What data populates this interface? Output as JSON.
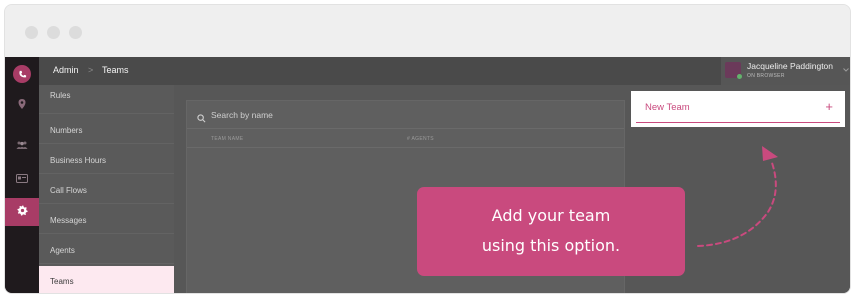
{
  "window": {
    "traffic_lights": [
      "close",
      "minimize",
      "maximize"
    ]
  },
  "rail": {
    "items": [
      {
        "icon": "phone-logo-icon"
      },
      {
        "icon": "pin-icon"
      },
      {
        "icon": "team-icon"
      },
      {
        "icon": "card-icon"
      },
      {
        "icon": "gear-icon",
        "active": true
      }
    ]
  },
  "breadcrumb": {
    "root": "Admin",
    "separator": ">",
    "current": "Teams"
  },
  "user": {
    "name": "Jacqueline Paddington",
    "status": "ON BROWSER"
  },
  "submenu": {
    "items": [
      {
        "label": "Rules"
      },
      {
        "label": "Numbers"
      },
      {
        "label": "Business Hours"
      },
      {
        "label": "Call Flows"
      },
      {
        "label": "Messages"
      },
      {
        "label": "Agents"
      },
      {
        "label": "Teams",
        "active": true
      }
    ]
  },
  "search": {
    "placeholder": "Search by name",
    "value": ""
  },
  "table": {
    "columns": [
      "TEAM NAME",
      "# AGENTS"
    ]
  },
  "new_team": {
    "label": "New Team",
    "add_symbol": "+"
  },
  "callout": {
    "line1": "Add your team",
    "line2": "using this option."
  },
  "colors": {
    "accent": "#c94a7e",
    "rail": "#1f1a1d",
    "highlight": "#fde9f0"
  }
}
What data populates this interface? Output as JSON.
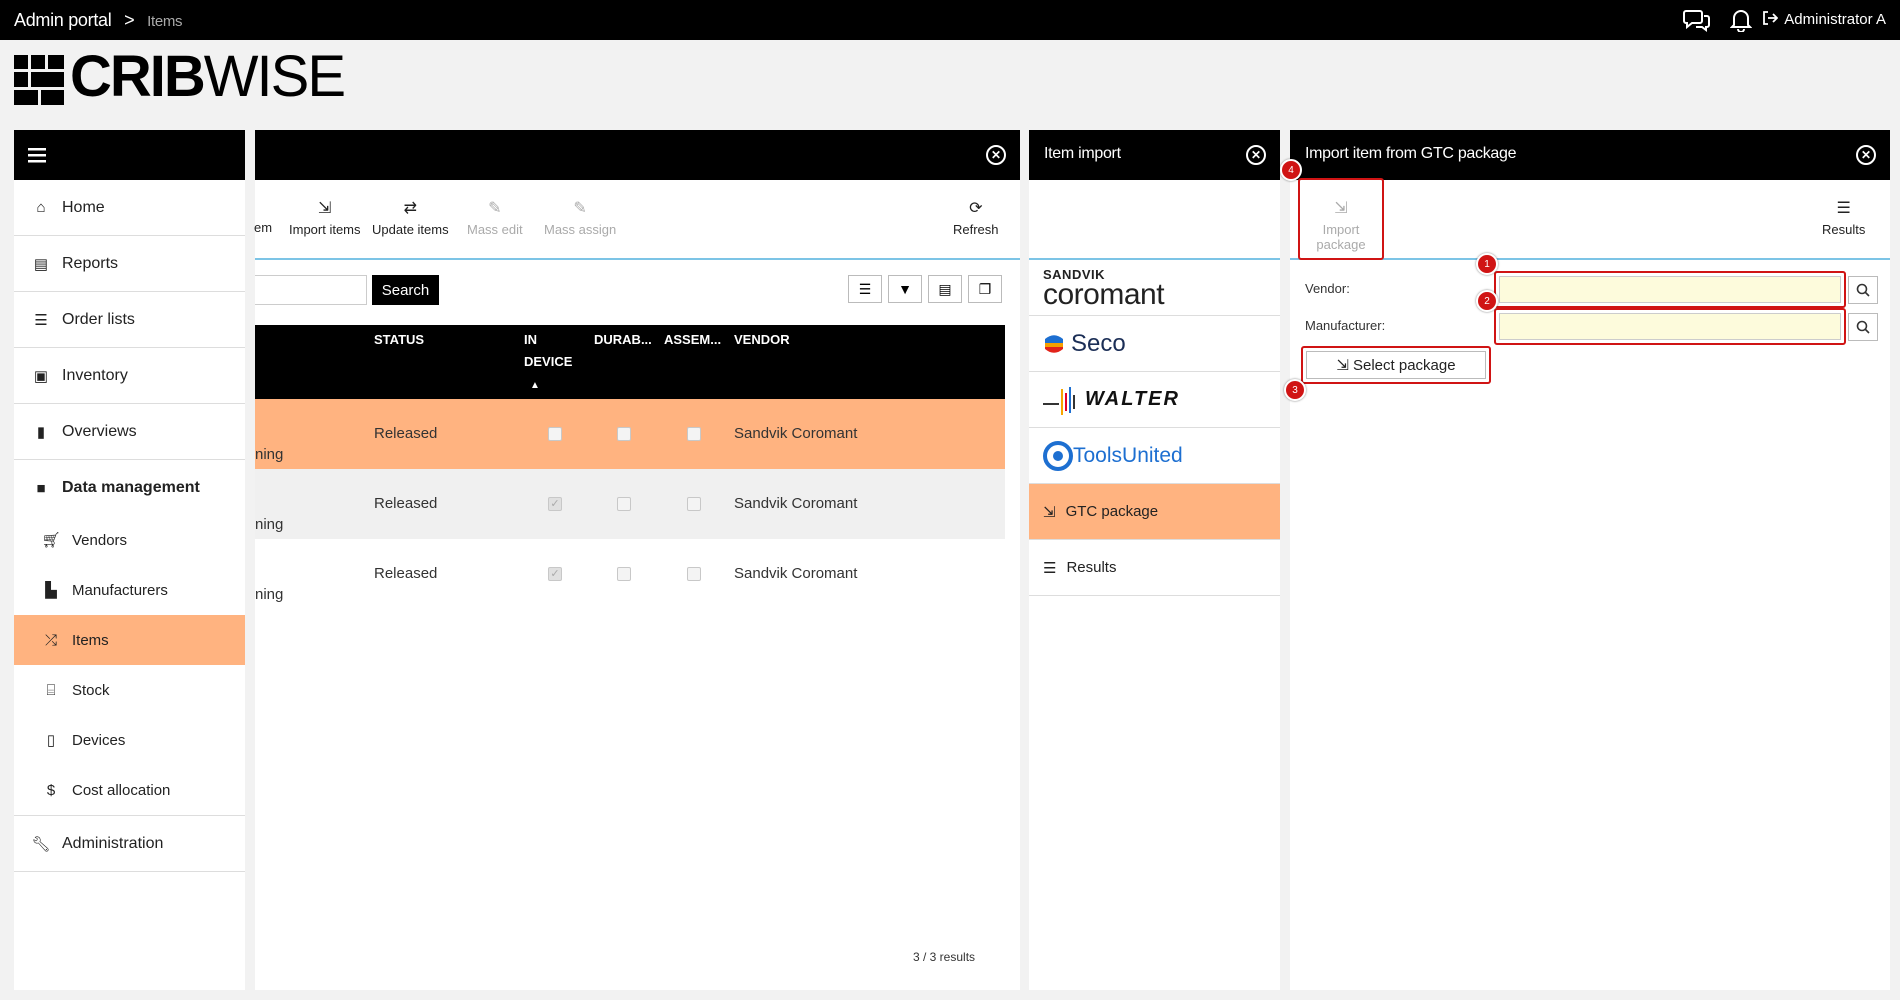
{
  "topbar": {
    "breadcrumb_root": "Admin portal",
    "breadcrumb_sep": ">",
    "breadcrumb_current": "Items",
    "user": "Administrator A"
  },
  "logo": {
    "bold": "CRIB",
    "light": "WISE"
  },
  "sidebar": {
    "items": [
      {
        "label": "Home",
        "icon": "home-icon"
      },
      {
        "label": "Reports",
        "icon": "printer-icon"
      },
      {
        "label": "Order lists",
        "icon": "list-icon"
      },
      {
        "label": "Inventory",
        "icon": "clipboard-icon"
      },
      {
        "label": "Overviews",
        "icon": "bar-chart-icon"
      },
      {
        "label": "Data management",
        "icon": "briefcase-icon"
      }
    ],
    "sub_items": [
      {
        "label": "Vendors",
        "icon": "cart-icon"
      },
      {
        "label": "Manufacturers",
        "icon": "factory-icon"
      },
      {
        "label": "Items",
        "icon": "shuffle-icon"
      },
      {
        "label": "Stock",
        "icon": "warehouse-icon"
      },
      {
        "label": "Devices",
        "icon": "device-icon"
      },
      {
        "label": "Cost allocation",
        "icon": "dollar-icon"
      }
    ],
    "admin": {
      "label": "Administration",
      "icon": "wrench-icon"
    }
  },
  "items_panel": {
    "toolbar": {
      "partial": "em",
      "import": "Import items",
      "update": "Update items",
      "mass_edit": "Mass edit",
      "mass_assign": "Mass assign",
      "refresh": "Refresh"
    },
    "search_label": "Search",
    "columns": [
      "STATUS",
      "IN",
      "DEVICE",
      "DURAB...",
      "ASSEM...",
      "VENDOR"
    ],
    "rows": [
      {
        "partial": "ning",
        "status": "Released",
        "in_device": false,
        "durable": false,
        "assembly": false,
        "vendor": "Sandvik Coromant"
      },
      {
        "partial": "ning",
        "status": "Released",
        "in_device": true,
        "durable": false,
        "assembly": false,
        "vendor": "Sandvik Coromant"
      },
      {
        "partial": "ning",
        "status": "Released",
        "in_device": true,
        "durable": false,
        "assembly": false,
        "vendor": "Sandvik Coromant"
      }
    ],
    "results": "3 / 3 results"
  },
  "import_panel": {
    "title": "Item import",
    "sandvik_top": "SANDVIK",
    "sandvik_bottom": "coromant",
    "seco": "Seco",
    "walter": "WALTER",
    "toolsunited": "ToolsUnited",
    "gtc": "GTC package",
    "results": "Results"
  },
  "gtc_panel": {
    "title": "Import item from GTC package",
    "import_label_1": "Import",
    "import_label_2": "package",
    "results": "Results",
    "vendor_label": "Vendor:",
    "manufacturer_label": "Manufacturer:",
    "select_package": "Select package",
    "badges": [
      "1",
      "2",
      "3",
      "4"
    ]
  },
  "colors": {
    "accent": "#ffb380",
    "highlight": "#d01414",
    "field": "#fdfbdc"
  }
}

--------

### Problem to work on
Determine the count of lines in the data above with the string "highlight" in them, and give that count alone.

### Correct answer
2